- SOURCE TEXT:
◇ ◇ ◇ ◇ ◇ ◇ ◇
# Gray Man Vs Tactical: Which is Better?



## AquaHull (Jun 10, 2012)




----------



## hawgrider (Oct 24, 2014)

Cannucks eh!


----------



## AquaHull (Jun 10, 2012)

It's the same guy, just dressed differently


----------



## Mrs. Spork (Jan 30, 2017)

Video says Grayman point is to avoid negative attn... I always thought the idea of Grayman was to avoid any attention, good bad or otherwise. 

Sent from my LM-G850 using Tapatalk


----------



## Annie (Dec 5, 2015)

Mrs. Spork said:


> Video says Grayman point is to avoid negative attn... I always thought the idea of Grayman was to avoid any attention, good bad or otherwise.
> 
> Sent from my LM-G850 using Tapatalk


Grayman looks like he might get cold in all that snow.

ETA: probably not a bad idea to have two different packs, depending on the situation.


----------



## Mrs. Spork (Jan 30, 2017)

The snow tossed on his knees... Lordy 

Sent from my LM-G850 using Tapatalk


----------



## bigwheel (Sep 22, 2014)

AquaHull said:


>


They both make Mr. Trigger finger nervous. It might be da hoodies and one with the hands in the pockets. Yikes. Could be RG down in there.


----------



## CapitalKane49p (Apr 7, 2020)

Gray man all day long. Low profile, suits my personality to a T. 

Been following Nate aka " Canadian Prepper" for years. I like t fact that he keeps to political crap to a minimum and focuses reviewing gear etc.....

Glad to see his retail business is really taking off and his subscribers are trough the roof.

Godspeed


----------



## Smitty901 (Nov 16, 2012)

Annie said:


> Grayman looks like he might get cold in all that snow.
> 
> ETA: probably not a bad idea to have two different packs, depending on the situation.


 That is why they have pack covers. It is a toss up on witch to pick. Where do you expect to use it.


----------



## stowlin (Apr 25, 2016)

Why not tactical in gray?


----------



## Smitty901 (Nov 16, 2012)

stowlin said:


> Why not tactical in gray?


Oh no ARMY tried that well almost gray fail. I think they shot the person that came up with this one. Upside it they were looking for you with the highest tech digital vision device you might get away. If you were not moving.


----------



## KUSA (Apr 21, 2016)

Ninja is better.


----------



## Smitty901 (Nov 16, 2012)

KUSA said:


> Ninja is better.


 The face covering would make you fit right in.


----------



## SOCOM42 (Nov 9, 2012)

I will keep my woodland pattern BDU's, they work for where I am, woodland!

I have plenty left over from when I was in the guard, on the PD swat team and from DRMO bids.

That includes M-65 field jackets hoods and liners, even the ponchos.

My ALICE packs are the same. 

Everywhere around me is broadleaf trees. 

Last week it was 2 degrees F. here for a couple of days, out came the USAF artic parka to use.

Used the=at equipment in a winter hide for two days, had no problem functioning my rifle, was not really cold in it.

IF I am out of here in any response to threats the cammo will be worn in my AO, no need to blend, will be beyond that.


----------



## SAR-1L (Mar 13, 2013)
◇ ◇ ◇ ◇ ◇ ◇ ◇
- YOUR TASKS:
- 1) From the gray man vs tactical thread, output the passage from "## CapitalKane49p (Apr" up to and including "trough the roof.".
- 2) In the gray man vs tactical thread, what temperature does SOCOM42 say it was last week?
The records below have nothing to do with the thread.

- EXTRACTED RECORDS:
◇ ◇ ◇ ◇ ◇ ◇ ◇
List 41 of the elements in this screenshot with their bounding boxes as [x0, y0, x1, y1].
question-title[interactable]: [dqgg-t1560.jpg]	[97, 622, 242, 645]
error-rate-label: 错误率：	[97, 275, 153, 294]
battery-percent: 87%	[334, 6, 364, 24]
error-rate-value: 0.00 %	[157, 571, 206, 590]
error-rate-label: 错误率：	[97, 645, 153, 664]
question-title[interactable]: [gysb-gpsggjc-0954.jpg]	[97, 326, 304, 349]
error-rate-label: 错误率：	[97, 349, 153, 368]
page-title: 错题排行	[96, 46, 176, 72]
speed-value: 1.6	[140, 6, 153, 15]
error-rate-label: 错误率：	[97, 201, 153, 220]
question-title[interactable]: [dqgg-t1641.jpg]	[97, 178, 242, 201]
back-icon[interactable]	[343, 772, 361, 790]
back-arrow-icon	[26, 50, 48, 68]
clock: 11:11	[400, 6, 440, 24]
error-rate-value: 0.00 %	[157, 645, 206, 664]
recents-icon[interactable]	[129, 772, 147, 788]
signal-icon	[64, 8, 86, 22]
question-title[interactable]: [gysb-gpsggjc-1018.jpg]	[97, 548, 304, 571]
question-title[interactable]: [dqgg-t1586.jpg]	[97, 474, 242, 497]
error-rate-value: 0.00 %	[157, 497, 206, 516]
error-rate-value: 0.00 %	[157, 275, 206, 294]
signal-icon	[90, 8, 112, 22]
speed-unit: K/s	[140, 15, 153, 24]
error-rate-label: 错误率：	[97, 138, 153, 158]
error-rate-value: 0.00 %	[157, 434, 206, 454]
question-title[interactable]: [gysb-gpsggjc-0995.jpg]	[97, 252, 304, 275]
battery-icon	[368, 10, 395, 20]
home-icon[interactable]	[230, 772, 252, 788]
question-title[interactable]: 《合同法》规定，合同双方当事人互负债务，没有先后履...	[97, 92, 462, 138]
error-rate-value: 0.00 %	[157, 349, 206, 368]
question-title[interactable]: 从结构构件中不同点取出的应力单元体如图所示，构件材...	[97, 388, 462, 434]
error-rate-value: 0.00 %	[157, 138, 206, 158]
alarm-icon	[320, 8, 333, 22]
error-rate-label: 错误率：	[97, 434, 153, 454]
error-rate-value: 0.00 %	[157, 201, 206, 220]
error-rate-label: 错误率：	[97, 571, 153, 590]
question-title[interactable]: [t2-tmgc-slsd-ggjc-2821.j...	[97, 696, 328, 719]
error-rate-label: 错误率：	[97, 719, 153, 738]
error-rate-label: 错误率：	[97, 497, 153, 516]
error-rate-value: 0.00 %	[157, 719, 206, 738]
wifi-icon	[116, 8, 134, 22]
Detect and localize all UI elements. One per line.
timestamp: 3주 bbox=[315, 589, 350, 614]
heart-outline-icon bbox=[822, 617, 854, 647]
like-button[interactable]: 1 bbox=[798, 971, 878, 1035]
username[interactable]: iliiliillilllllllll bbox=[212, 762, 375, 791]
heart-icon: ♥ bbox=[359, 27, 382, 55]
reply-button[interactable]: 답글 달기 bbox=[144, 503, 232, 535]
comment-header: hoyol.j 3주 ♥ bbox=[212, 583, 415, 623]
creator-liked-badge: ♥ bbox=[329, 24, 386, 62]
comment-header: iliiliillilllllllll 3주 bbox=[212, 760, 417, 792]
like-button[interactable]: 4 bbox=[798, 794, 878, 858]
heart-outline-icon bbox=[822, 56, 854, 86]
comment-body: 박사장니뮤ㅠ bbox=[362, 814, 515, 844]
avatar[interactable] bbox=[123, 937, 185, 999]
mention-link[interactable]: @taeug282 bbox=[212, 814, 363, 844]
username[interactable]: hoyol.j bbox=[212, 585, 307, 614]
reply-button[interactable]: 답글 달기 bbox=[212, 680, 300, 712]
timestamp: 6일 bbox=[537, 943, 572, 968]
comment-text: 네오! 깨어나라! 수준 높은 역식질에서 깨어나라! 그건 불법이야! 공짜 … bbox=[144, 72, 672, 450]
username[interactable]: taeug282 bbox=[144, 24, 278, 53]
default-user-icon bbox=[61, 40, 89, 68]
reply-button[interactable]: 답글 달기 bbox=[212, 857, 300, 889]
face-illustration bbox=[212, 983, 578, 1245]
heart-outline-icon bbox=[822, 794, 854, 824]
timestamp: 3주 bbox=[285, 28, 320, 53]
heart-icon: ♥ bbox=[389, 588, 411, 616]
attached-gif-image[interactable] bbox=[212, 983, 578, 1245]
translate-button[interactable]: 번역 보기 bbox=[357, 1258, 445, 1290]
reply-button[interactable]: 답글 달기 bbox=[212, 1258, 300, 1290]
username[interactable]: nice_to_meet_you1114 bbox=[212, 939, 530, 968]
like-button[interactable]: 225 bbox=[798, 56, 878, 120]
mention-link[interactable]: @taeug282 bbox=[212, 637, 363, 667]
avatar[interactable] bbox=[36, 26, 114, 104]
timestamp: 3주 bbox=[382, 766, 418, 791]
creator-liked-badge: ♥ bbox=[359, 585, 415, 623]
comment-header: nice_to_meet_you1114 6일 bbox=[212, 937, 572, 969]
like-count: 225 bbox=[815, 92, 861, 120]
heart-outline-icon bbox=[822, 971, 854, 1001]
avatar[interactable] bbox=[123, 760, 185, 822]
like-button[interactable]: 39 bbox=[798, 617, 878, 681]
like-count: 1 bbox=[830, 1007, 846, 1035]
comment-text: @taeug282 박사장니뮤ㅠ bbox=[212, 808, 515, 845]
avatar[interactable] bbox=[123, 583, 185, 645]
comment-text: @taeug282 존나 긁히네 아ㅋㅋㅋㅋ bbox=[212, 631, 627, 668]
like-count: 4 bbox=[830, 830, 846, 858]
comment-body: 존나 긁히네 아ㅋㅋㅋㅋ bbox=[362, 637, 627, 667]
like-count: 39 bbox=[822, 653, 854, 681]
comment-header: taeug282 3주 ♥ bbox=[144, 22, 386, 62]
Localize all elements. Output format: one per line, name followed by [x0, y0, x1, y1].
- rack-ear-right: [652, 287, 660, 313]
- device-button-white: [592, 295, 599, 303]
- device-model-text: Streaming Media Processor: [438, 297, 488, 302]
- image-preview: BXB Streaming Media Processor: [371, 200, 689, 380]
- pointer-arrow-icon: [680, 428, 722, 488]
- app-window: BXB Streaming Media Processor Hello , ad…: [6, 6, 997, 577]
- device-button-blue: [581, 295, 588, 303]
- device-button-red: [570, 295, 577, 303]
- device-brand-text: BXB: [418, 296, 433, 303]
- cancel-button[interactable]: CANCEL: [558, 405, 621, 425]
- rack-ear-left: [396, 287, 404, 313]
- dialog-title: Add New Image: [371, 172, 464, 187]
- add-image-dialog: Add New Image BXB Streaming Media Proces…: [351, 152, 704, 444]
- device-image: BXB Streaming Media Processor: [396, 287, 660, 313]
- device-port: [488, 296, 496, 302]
◇ ◇ ◇ ◇ ◇ ◇ ◇
- EXERCISE RESPONSES:
- 1)
## CapitalKane49p (Apr 7, 2020)

Gray man all day long. Low profile, suits my personality to a T. 

Been following Nate aka " Canadian Prepper" for years. I like t fact that he keeps to political crap to a minimum and focuses reviewing gear etc.....

Glad to see his retail business is really taking off and his subscribers are trough the roof.

- 2) 2 degrees F.